## WRITTEN REQUEST
Reproduce the listing below, unchanged, from the line containing "y-tick-label: 8 — [1328, 152, 1338, 170]" down to the line containing "x-tick-label: 0.000 — [1004, 541, 1047, 559]", including both of those lines.

-- Start of RECORDS SHOWN --

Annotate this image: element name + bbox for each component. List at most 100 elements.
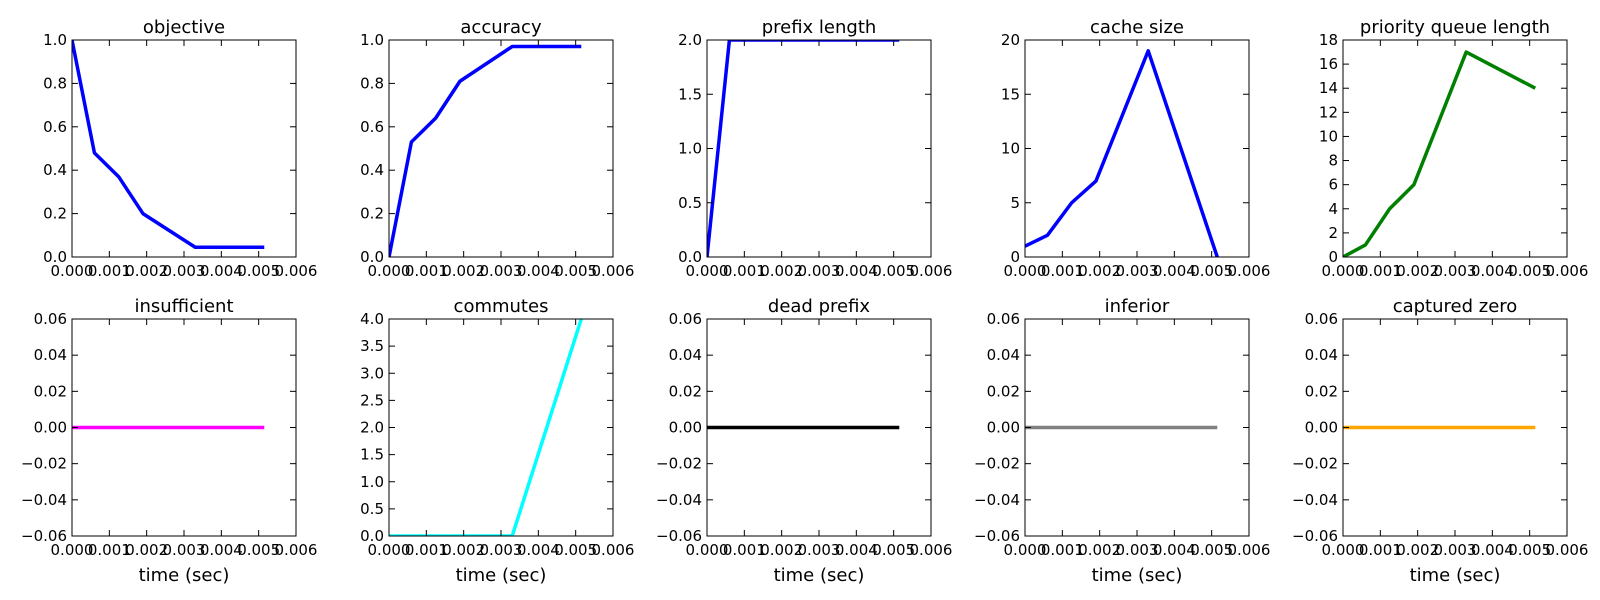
y-tick-label: 8 — [1328, 152, 1338, 170]
y-tick-label: 6 — [1328, 176, 1338, 194]
x-tick-label: 0.001 — [723, 541, 766, 559]
x-tick-label: 0.004 — [1471, 541, 1514, 559]
y-tick-label: 1.5 — [678, 85, 702, 103]
x-tick-label: 0.000 — [1004, 541, 1047, 559]
y-tick-label: −0.02 — [21, 455, 67, 473]
x-tick-label: 0.002 — [125, 262, 168, 280]
subplot-title: prefix length — [762, 17, 877, 38]
y-tick-label: 1.0 — [360, 473, 384, 491]
y-tick-label: −0.06 — [1292, 527, 1338, 545]
x-tick-label: 0.003 — [1434, 262, 1477, 280]
series-line-2-1 — [389, 44, 582, 257]
y-tick-label: 0.2 — [360, 205, 384, 223]
y-tick-label: 18 — [1319, 31, 1338, 49]
x-tick-label: 0.005 — [1508, 541, 1551, 559]
x-tick-label: 0.000 — [368, 262, 411, 280]
x-tick-label: 0.003 — [1434, 541, 1477, 559]
x-tick-label: 0.004 — [517, 262, 560, 280]
y-tick-label: −0.02 — [974, 455, 1020, 473]
y-tick-label: −0.06 — [656, 527, 702, 545]
subplot-title: priority queue length — [1360, 17, 1550, 38]
x-tick-label: 0.001 — [723, 262, 766, 280]
y-tick-label: 16 — [1319, 55, 1338, 73]
subplot-title: insufficient — [134, 296, 233, 317]
y-tick-label: 0.02 — [1305, 382, 1338, 400]
y-tick-label: 2.0 — [360, 419, 384, 437]
x-tick-label: 0.003 — [1116, 262, 1159, 280]
x-tick-label: 0.000 — [51, 541, 94, 559]
series-line-1-1 — [72, 40, 265, 249]
y-tick-label: 1.0 — [43, 31, 67, 49]
plot-frame — [71, 39, 297, 258]
y-tick-label: 1.0 — [360, 31, 384, 49]
y-tick-label: 10 — [1319, 127, 1338, 145]
x-tick-label: 0.002 — [1396, 541, 1439, 559]
y-tick-label: −0.04 — [656, 491, 702, 509]
plot-frame — [706, 39, 932, 258]
y-tick-label: 0.8 — [360, 74, 384, 92]
x-tick-label: 0.002 — [125, 541, 168, 559]
x-axis-label: time (sec) — [1092, 565, 1183, 586]
x-tick-label: 0.001 — [405, 541, 448, 559]
x-tick-label: 0.004 — [517, 541, 560, 559]
x-tick-label: 0.000 — [1004, 262, 1047, 280]
x-tick-label: 0.000 — [368, 541, 411, 559]
x-tick-label: 0.001 — [1041, 541, 1084, 559]
y-tick-label: −0.06 — [974, 527, 1020, 545]
x-tick-label: 0.001 — [1359, 262, 1402, 280]
x-tick-label: 0.005 — [237, 541, 280, 559]
x-tick-label: 0.006 — [1546, 262, 1589, 280]
y-tick-label: 0.6 — [43, 118, 67, 136]
y-tick-label: 0.0 — [360, 527, 384, 545]
x-tick-label: 0.000 — [686, 541, 729, 559]
x-tick-label: 0.005 — [1190, 262, 1233, 280]
y-tick-label: −0.02 — [656, 455, 702, 473]
x-tick-label: 0.005 — [1508, 262, 1551, 280]
y-tick-label: 0.2 — [43, 205, 67, 223]
series-line-3-1 — [707, 40, 900, 257]
x-tick-label: 0.004 — [1471, 262, 1514, 280]
y-tick-label: 0.4 — [43, 161, 67, 179]
plot-frame — [388, 39, 614, 258]
subplot-title: captured zero — [1393, 296, 1518, 317]
y-tick-label: 20 — [1001, 31, 1020, 49]
y-tick-label: 0 — [1328, 248, 1338, 266]
y-tick-label: 14 — [1319, 79, 1338, 97]
x-tick-label: 0.006 — [275, 262, 318, 280]
x-tick-label: 0.003 — [1116, 541, 1159, 559]
series-line-7-1 — [389, 319, 583, 536]
x-tick-label: 0.000 — [686, 262, 729, 280]
x-axis-label: time (sec) — [139, 565, 230, 586]
subplot-title: cache size — [1090, 17, 1184, 38]
x-tick-label: 0.000 — [51, 262, 94, 280]
series-line-5-1 — [1343, 50, 1537, 257]
y-tick-label: 5 — [1010, 194, 1020, 212]
y-tick-label: 0.02 — [34, 382, 67, 400]
x-tick-label: 0.002 — [760, 262, 803, 280]
y-tick-label: 0 — [1010, 248, 1020, 266]
x-tick-label: 0.001 — [88, 262, 131, 280]
x-tick-label: 0.004 — [835, 262, 878, 280]
y-tick-label: 2.5 — [360, 391, 384, 409]
subplot-title: objective — [143, 17, 225, 38]
x-tick-label: 0.002 — [1078, 262, 1121, 280]
x-tick-label: 0.004 — [200, 541, 243, 559]
x-tick-label: 0.003 — [798, 541, 841, 559]
y-tick-label: 0.00 — [987, 419, 1020, 437]
y-tick-label: 3.5 — [360, 337, 384, 355]
y-tick-label: −0.04 — [21, 491, 67, 509]
x-tick-label: 0.002 — [1396, 262, 1439, 280]
x-tick-label: 0.003 — [163, 541, 206, 559]
x-tick-label: 0.003 — [163, 262, 206, 280]
y-tick-label: 0.0 — [678, 248, 702, 266]
plot-frame — [1342, 39, 1568, 258]
x-tick-label: 0.005 — [1190, 541, 1233, 559]
y-tick-label: 0.06 — [669, 310, 702, 328]
y-tick-label: 0.02 — [987, 382, 1020, 400]
x-tick-label: 0.004 — [835, 541, 878, 559]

-- End of RECORDS SHOWN --

## CORRECT OUTPUT
y-tick-label: 8 — [1328, 152, 1338, 170]
y-tick-label: 6 — [1328, 176, 1338, 194]
x-tick-label: 0.001 — [723, 541, 766, 559]
x-tick-label: 0.004 — [1471, 541, 1514, 559]
y-tick-label: 1.5 — [678, 85, 702, 103]
x-tick-label: 0.000 — [1004, 541, 1047, 559]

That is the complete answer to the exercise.